START Provided passage

Death Came Knocking on the Seminar House Door and SAR Answered
2018 Advanced Seminar “Death Culture in the 21st Century”
“When I tell people what I’m working on, often their reaction is ‘That’s kind of morbid,’ . . . but actually there is a way in which thinking about, talking about death is life affirming.” —Shannon Lee Dawdy, Professor of Anthropology and Social Sciences, University of Chicago
Exploring the world of death and mourning has always been part of anthropological work, but the opportunity to examine these topics in an interdisciplinary setting is rare in academia. This fall, SAR hosted an Advanced Seminar that enabled a cross-disciplinary dialogue among ten scholars who are currently studying death practices and their cultural relevance. Shannon Lee Dawdy and Tamara Kneese co-chaired the September 2018 seminar, and they describe how “Death Culture in the 21st Century” brought together historians, philosophers, media studies and religious studies researchers, filmmakers, and anthropologists. Dawdy explains, “We are really interested in what is happening now in the contemporary period. There are a lot of new practices that are emerging and things are changing very rapidly.” These changes include new burial practices, the influence of technology on death and dying, and in some cases a return to traditional methods of honoring and interring the dead. Discussing these ideas from multiple viewpoints helped the scholars extend their arguments in new ways.
For the last fifty years, Advanced Seminars have been a cornerstone of SAR’s Scholar Programs. These gatherings of established researchers provide them a unique opportunity to re-imagine scholarship on a wide range of subjects; often the seminar papers evolve into influential publications. Dawdy describes what she found most valuable about the week-long process:
“It is intense, but not rushed. You really have time to talk about your work in a way that doesn’t usually happen again after graduate school and your dissertation.” She emphasizes how much she appreciated the kind of in-depth feedback that seminar participants are able to provide one another for an extended period: “I don’t think there is any other place that you can really do that.”
Scholars live together for a week, and across the length of the seminar they workshop papers, share meals, and get to know each other apart from their published scholarship. Their conversations begin over morning coffee and evolve well into the evenings over glasses of wine.

END Provided passage

* **Problems to solve**:
• a. Summarize the article on SAR's death culture seminar in two sentences.
• b. List every kind of scholar or practitioner that the article on SAR's death culture seminar says the seminar brought together.
• c. Transcribe a section of the article on SAR's death culture seminar, starting at the words "Scholars live together" and stopping after "glasses of wine.".

START Data supplied

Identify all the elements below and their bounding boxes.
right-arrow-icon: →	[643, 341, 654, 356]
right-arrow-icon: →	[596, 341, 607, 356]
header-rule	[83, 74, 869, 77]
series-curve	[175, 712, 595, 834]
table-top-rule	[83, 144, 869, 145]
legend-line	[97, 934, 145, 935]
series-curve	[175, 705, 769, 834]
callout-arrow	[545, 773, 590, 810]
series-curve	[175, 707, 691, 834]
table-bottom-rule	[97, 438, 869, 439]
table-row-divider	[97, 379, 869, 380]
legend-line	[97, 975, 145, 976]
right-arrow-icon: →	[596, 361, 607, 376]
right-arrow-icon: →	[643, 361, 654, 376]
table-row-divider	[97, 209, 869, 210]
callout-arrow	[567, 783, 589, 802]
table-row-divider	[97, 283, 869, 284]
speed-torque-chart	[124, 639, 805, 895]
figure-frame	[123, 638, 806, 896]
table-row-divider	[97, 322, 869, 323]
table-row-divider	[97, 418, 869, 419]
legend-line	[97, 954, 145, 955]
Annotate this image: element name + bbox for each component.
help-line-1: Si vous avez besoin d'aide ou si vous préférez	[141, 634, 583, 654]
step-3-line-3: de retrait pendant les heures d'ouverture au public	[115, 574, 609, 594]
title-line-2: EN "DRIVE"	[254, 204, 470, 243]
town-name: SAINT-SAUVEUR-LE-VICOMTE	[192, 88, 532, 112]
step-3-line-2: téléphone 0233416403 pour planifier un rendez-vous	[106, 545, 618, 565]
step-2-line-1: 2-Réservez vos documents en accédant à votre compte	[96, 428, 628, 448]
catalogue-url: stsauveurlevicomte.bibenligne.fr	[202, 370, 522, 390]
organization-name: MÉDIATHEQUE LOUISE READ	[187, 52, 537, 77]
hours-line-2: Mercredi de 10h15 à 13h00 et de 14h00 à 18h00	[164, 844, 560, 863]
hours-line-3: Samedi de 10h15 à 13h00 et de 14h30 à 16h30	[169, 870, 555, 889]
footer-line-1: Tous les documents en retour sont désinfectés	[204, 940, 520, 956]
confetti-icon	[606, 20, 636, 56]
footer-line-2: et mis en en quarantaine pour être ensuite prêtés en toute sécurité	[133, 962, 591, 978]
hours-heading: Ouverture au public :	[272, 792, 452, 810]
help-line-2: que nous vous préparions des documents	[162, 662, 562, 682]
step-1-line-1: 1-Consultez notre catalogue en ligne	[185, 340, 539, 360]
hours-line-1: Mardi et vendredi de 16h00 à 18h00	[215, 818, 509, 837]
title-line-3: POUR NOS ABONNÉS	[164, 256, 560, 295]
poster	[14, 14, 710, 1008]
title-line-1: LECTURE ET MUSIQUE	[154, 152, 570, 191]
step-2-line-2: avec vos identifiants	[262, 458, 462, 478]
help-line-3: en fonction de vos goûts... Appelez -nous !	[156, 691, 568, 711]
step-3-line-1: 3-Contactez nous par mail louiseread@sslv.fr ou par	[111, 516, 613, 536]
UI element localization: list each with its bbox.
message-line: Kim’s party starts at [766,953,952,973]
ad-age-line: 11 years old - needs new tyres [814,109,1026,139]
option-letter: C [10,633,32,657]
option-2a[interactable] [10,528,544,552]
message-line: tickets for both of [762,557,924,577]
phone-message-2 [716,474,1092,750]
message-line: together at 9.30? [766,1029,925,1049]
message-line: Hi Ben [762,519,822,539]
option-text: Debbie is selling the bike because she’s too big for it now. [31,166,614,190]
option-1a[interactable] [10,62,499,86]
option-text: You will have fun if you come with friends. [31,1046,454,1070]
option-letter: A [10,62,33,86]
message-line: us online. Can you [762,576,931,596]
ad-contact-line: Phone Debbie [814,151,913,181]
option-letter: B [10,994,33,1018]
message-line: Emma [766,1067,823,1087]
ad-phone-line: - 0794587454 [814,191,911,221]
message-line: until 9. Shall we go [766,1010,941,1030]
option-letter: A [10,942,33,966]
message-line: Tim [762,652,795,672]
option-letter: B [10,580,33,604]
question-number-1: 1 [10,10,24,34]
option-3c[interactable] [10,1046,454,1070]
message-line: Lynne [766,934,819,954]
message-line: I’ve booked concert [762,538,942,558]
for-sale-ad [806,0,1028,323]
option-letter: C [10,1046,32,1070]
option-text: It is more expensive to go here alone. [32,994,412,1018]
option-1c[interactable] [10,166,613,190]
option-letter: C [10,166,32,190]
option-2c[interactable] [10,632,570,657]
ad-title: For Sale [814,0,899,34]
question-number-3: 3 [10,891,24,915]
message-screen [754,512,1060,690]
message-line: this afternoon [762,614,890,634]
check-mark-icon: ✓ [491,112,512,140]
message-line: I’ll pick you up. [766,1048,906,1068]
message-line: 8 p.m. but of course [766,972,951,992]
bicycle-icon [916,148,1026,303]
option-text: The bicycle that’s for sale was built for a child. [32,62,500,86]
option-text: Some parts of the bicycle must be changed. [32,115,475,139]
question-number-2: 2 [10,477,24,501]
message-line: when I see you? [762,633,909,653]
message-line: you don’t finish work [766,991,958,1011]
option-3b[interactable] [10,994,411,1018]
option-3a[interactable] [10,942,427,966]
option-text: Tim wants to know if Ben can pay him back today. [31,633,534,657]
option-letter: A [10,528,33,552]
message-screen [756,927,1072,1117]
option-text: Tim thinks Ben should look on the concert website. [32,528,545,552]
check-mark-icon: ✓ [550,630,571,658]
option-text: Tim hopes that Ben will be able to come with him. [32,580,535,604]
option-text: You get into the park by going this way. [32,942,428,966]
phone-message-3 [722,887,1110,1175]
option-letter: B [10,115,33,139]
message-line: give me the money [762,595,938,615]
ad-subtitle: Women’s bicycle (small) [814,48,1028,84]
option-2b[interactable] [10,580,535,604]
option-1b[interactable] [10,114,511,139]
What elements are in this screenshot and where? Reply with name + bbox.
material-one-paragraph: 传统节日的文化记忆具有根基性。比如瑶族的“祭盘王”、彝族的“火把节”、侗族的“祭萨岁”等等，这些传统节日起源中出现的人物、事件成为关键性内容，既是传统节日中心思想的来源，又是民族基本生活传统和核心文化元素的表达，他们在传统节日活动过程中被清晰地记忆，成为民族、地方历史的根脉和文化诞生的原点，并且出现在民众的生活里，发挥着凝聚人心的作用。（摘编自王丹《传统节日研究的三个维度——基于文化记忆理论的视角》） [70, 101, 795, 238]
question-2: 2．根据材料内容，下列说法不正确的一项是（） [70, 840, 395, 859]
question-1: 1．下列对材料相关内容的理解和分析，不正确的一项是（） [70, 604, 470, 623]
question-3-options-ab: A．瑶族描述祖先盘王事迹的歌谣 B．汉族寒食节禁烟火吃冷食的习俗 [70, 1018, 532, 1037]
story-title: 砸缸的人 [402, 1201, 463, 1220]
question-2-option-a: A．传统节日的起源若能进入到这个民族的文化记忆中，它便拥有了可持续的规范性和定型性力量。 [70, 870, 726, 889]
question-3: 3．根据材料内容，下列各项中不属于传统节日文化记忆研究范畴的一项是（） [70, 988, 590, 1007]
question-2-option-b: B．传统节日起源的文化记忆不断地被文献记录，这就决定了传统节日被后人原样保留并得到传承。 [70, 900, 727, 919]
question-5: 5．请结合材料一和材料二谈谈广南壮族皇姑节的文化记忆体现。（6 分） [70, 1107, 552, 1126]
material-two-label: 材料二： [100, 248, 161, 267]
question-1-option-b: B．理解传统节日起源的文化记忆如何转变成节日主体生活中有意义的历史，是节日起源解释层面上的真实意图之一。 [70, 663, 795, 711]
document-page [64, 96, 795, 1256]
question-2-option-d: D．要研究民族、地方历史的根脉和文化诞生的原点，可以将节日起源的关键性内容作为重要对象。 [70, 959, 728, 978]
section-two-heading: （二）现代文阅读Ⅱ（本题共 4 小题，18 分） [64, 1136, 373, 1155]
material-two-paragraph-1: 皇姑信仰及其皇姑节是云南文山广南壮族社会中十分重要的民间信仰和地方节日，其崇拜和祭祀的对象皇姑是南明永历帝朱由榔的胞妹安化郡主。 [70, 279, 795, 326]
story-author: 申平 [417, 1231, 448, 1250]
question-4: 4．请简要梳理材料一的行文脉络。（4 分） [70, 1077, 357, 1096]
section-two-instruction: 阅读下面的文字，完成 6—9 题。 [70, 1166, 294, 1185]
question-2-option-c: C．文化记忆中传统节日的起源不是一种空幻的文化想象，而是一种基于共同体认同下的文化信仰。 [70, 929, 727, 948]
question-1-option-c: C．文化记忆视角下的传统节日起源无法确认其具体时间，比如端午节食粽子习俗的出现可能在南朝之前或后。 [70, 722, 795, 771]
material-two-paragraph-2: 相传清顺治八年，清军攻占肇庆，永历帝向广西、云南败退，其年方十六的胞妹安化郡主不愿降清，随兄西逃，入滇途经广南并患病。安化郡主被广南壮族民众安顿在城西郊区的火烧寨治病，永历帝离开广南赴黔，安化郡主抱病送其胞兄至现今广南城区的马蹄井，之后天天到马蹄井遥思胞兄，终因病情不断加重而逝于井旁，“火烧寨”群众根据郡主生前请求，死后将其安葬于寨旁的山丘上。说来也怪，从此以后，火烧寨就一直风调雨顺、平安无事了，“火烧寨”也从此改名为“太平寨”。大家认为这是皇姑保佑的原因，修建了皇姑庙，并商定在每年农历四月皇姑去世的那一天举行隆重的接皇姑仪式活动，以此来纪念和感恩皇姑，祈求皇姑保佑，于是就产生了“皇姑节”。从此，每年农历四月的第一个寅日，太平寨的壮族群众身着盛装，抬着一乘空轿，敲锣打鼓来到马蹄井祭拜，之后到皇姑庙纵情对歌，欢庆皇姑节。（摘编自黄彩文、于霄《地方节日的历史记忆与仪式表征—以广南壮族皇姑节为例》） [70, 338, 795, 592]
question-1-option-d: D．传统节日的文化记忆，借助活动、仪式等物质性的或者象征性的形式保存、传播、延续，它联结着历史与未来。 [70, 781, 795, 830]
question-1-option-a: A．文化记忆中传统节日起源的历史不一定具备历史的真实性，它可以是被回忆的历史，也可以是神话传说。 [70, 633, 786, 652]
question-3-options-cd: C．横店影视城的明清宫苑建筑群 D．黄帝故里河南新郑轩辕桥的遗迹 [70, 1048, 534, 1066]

END Data supplied

* **Task-by-task answers**:
• a. In September 2018, SAR hosted an Advanced Seminar called "Death Culture in the 21st Century," co-chaired by Shannon Lee Dawdy and Tamara Kneese, where ten scholars from fields including history, philosophy, media studies, religious studies, filmmaking, and anthropology examined contemporary death practices such as new burial practices, technology's influence on death and dying, and returns to traditional methods of honoring the dead. Advanced Seminars have been a cornerstone of SAR's Scholar Programs for fifty years, and during them scholars live together for a week to workshop papers and share meals, which Dawdy valued for the intense but unhurried, in-depth feedback it allowed.

• b.
- Historians
- Philosophers
- Media studies researchers
- Religious studies researchers
- Filmmakers
- Anthropologists

• c.
Scholars live together for a week, and across the length of the seminar they workshop papers, share meals, and get to know each other apart from their published scholarship. Their conversations begin over morning coffee and evolve well into the evenings over glasses of wine.